▶ **Brief**
Extract each line from the entries below that has the string "name" in it.

▶ **Information provided**
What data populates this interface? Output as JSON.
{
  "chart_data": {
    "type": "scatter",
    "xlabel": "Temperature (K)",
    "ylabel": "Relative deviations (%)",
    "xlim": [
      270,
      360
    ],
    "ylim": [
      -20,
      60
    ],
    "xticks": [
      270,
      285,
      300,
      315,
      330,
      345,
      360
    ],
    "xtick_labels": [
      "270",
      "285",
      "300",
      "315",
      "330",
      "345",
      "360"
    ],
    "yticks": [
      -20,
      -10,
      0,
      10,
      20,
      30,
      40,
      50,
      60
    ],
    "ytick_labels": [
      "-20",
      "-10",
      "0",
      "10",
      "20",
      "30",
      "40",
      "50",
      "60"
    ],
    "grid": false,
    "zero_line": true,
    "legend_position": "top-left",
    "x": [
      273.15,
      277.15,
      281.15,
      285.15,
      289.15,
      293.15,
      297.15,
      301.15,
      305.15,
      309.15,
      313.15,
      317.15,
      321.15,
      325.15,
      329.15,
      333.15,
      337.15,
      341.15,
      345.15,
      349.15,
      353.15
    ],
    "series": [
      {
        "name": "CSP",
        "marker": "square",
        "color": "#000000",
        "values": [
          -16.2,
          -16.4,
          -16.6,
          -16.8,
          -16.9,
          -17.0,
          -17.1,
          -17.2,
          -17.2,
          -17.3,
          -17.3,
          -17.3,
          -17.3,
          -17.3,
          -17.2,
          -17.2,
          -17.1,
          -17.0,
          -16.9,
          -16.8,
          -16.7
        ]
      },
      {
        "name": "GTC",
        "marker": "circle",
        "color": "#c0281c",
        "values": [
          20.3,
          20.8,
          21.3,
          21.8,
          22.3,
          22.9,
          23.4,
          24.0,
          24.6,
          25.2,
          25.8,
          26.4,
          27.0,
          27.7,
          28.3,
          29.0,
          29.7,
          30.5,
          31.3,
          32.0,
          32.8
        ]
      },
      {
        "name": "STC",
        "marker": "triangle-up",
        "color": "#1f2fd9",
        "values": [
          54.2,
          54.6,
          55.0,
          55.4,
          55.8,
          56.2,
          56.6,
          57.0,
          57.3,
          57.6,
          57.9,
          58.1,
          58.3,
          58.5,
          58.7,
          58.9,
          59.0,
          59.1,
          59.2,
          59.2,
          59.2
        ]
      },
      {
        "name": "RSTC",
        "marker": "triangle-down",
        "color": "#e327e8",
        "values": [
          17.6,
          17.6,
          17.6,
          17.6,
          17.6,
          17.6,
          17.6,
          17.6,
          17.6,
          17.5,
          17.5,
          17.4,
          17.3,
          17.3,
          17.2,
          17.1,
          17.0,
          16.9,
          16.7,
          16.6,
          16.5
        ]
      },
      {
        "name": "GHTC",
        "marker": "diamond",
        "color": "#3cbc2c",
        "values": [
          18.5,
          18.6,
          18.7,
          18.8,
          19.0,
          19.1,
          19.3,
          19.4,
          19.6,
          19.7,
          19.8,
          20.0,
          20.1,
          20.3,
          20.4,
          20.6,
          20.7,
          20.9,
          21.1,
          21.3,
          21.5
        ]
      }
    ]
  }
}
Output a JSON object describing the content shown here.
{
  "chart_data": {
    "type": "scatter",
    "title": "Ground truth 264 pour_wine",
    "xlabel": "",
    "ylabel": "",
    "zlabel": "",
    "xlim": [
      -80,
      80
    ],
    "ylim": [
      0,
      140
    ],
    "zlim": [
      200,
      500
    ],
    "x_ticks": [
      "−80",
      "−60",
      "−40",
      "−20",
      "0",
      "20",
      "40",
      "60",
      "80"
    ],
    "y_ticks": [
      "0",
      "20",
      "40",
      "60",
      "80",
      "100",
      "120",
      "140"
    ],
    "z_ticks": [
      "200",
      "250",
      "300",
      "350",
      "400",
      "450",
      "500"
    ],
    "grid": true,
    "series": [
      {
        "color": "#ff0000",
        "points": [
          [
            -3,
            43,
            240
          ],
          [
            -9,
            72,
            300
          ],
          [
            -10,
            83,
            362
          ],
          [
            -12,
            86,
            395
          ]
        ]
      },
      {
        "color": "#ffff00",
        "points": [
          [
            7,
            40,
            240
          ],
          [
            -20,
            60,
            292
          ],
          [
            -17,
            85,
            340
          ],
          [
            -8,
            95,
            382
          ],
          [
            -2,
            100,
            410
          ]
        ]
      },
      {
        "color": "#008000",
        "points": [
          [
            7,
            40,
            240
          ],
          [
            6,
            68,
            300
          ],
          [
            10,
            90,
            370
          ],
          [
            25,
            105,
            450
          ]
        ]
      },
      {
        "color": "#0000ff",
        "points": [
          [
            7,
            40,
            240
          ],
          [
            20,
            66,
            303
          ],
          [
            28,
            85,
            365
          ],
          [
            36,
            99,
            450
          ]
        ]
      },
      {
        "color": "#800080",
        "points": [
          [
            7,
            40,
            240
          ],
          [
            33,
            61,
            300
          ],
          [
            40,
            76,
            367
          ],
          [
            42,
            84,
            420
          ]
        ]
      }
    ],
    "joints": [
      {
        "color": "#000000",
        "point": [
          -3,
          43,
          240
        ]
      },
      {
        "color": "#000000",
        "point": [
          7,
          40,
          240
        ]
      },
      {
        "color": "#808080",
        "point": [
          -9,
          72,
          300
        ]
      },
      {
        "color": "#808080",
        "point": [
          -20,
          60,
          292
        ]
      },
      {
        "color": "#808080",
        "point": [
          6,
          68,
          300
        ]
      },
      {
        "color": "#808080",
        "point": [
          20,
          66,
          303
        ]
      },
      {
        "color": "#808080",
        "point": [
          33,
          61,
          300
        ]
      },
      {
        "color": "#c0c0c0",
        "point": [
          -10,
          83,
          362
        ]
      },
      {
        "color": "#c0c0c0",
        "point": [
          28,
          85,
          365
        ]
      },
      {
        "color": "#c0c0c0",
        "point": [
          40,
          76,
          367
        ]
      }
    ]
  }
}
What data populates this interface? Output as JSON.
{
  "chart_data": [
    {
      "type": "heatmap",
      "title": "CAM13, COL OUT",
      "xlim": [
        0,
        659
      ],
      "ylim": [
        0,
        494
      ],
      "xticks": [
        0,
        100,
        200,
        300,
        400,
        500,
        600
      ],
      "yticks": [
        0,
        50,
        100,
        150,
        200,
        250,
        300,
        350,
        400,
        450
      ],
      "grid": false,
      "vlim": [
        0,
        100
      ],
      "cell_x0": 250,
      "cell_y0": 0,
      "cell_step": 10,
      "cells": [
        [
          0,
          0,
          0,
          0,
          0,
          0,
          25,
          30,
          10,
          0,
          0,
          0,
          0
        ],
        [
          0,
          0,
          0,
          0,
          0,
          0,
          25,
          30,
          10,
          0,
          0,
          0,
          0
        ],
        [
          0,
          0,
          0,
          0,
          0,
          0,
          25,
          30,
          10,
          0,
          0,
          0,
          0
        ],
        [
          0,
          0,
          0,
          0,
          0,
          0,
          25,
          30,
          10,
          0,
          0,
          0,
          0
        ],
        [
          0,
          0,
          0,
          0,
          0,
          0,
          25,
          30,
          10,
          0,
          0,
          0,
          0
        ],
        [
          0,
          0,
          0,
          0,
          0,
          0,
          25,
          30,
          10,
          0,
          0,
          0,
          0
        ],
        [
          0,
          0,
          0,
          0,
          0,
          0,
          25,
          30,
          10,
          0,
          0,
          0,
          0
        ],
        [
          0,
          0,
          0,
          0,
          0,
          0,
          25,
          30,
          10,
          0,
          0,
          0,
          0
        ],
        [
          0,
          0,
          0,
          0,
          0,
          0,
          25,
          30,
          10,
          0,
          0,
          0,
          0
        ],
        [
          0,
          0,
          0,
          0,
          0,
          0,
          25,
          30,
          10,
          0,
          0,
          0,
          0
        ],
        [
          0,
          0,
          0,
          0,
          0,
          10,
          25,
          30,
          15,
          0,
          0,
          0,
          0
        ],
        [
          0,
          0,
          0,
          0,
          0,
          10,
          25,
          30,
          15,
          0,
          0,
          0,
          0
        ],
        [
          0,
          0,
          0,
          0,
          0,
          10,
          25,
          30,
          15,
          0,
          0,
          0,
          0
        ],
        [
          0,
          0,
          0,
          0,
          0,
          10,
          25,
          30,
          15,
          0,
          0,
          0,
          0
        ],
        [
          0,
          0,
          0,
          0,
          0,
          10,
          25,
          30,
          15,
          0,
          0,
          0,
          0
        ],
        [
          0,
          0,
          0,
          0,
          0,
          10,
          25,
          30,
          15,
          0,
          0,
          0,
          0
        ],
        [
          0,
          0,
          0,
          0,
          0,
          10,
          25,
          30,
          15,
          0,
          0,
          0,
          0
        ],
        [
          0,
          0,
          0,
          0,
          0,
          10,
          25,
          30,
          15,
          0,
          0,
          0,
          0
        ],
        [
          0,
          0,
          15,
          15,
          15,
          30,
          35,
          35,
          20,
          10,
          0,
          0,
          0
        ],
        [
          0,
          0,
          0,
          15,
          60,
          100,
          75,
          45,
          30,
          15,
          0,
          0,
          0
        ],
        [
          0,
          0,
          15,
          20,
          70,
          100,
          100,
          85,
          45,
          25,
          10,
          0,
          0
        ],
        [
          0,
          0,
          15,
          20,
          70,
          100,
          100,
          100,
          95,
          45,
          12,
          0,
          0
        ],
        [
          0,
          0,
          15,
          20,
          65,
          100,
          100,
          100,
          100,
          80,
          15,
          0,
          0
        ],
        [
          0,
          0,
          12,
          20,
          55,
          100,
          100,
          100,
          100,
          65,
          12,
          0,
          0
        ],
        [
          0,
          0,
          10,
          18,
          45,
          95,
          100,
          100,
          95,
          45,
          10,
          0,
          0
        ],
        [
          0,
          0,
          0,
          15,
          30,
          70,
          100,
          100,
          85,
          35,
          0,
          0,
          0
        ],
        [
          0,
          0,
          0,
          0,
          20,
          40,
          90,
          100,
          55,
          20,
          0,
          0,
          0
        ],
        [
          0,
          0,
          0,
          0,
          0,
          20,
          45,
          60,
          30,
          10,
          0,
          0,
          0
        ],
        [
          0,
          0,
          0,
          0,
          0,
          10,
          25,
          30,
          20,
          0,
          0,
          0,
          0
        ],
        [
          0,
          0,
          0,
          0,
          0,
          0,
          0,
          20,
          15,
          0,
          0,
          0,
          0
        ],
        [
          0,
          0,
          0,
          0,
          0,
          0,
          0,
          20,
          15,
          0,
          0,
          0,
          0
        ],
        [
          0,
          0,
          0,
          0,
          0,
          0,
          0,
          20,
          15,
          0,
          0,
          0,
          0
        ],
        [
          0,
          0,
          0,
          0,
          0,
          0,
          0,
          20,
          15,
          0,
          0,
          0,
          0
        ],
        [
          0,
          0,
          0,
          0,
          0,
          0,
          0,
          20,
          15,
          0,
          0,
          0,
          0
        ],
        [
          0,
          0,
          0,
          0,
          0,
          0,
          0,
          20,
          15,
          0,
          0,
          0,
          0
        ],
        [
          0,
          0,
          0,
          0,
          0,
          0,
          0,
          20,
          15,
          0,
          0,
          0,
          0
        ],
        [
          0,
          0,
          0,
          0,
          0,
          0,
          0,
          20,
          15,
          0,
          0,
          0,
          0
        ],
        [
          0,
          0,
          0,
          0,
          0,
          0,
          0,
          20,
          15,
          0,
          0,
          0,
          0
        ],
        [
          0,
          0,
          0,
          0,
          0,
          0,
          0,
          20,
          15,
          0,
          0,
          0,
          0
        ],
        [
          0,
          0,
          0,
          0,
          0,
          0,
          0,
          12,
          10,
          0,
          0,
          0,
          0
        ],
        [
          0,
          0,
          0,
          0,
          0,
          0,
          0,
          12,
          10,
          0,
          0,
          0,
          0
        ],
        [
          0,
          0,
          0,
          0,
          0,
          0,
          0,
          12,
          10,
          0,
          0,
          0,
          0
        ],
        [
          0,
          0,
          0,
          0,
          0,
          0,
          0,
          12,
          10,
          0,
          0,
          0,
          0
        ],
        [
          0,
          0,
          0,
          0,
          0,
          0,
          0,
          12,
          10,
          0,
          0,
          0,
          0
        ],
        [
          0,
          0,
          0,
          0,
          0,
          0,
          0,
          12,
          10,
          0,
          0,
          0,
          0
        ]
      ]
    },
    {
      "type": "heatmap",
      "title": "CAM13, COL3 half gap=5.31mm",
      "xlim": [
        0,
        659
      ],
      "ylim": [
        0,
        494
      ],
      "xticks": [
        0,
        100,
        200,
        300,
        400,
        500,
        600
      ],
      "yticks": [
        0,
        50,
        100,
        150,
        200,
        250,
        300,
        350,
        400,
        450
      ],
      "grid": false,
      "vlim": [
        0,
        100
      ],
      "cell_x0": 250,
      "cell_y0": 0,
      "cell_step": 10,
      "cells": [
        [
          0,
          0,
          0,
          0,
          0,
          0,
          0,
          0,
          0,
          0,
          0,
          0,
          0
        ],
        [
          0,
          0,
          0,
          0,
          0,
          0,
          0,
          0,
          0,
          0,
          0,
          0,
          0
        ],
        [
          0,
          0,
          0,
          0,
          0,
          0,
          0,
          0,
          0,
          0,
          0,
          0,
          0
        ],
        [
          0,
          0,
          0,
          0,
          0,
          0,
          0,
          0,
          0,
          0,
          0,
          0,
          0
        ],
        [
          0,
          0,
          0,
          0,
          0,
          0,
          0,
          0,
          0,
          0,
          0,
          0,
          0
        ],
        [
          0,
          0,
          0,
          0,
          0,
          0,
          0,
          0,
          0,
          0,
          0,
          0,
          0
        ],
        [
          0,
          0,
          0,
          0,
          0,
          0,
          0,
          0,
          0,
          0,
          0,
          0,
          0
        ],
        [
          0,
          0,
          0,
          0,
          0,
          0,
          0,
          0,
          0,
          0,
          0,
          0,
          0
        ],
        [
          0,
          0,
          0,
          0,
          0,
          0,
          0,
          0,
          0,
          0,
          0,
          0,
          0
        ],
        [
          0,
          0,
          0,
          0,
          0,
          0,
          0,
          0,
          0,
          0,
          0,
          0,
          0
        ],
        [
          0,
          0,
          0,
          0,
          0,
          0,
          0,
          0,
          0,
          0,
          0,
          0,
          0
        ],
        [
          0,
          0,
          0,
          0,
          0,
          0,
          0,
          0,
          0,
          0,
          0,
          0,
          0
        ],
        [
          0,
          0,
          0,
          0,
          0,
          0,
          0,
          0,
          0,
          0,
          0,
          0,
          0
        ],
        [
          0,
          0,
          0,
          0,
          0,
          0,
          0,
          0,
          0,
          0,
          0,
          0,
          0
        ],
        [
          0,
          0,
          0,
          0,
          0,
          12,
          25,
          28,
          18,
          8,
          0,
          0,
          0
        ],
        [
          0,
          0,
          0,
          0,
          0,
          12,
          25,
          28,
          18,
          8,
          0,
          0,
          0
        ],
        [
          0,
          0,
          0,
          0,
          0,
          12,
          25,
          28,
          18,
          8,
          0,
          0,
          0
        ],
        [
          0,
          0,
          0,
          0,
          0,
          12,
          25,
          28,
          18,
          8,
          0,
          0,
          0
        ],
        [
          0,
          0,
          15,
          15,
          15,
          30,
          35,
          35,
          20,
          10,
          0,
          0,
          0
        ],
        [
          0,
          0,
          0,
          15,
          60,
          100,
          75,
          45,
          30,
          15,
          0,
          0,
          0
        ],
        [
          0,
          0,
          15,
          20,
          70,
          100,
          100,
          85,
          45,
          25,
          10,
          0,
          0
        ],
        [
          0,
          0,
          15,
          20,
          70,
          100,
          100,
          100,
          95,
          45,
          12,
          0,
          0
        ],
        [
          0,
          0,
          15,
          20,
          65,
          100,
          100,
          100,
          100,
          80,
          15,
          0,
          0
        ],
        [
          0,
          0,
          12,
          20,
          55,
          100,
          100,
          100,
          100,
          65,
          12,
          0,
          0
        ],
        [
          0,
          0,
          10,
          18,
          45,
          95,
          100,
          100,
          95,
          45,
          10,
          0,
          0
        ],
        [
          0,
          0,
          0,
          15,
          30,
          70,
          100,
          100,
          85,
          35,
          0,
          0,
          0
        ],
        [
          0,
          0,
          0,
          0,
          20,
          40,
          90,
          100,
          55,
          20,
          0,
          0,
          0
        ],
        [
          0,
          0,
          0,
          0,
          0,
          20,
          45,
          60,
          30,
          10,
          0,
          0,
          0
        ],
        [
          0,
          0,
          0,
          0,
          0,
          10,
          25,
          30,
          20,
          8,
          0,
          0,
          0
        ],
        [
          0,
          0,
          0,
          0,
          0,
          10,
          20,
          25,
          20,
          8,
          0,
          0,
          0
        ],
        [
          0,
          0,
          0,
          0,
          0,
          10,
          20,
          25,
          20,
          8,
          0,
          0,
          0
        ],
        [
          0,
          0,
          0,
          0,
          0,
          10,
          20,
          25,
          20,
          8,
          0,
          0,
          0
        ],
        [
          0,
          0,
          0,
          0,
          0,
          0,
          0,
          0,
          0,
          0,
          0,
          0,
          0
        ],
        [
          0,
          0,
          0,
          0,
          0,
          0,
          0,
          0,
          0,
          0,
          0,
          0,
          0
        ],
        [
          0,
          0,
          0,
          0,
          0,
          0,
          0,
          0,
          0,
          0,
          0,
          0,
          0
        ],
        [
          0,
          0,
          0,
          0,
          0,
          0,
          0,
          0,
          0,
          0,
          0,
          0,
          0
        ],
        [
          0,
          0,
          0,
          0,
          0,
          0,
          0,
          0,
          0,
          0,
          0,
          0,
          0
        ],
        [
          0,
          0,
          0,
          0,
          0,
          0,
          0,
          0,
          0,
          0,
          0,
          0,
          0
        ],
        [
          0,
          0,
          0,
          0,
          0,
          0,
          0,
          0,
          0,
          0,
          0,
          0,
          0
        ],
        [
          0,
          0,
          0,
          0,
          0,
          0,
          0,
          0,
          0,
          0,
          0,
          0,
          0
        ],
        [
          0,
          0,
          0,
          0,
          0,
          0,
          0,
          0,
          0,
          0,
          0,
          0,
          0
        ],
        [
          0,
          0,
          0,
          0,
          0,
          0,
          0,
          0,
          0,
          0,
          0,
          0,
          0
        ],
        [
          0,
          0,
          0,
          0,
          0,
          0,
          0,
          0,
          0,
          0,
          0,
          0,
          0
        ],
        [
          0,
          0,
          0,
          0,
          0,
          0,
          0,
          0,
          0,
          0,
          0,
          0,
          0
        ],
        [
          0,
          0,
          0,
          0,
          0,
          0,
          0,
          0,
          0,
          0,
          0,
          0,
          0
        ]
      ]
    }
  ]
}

▶ **Written solution**
        "name": "CSP",
        "name": "GTC",
        "name": "STC",
        "name": "RSTC",
        "name": "GHTC",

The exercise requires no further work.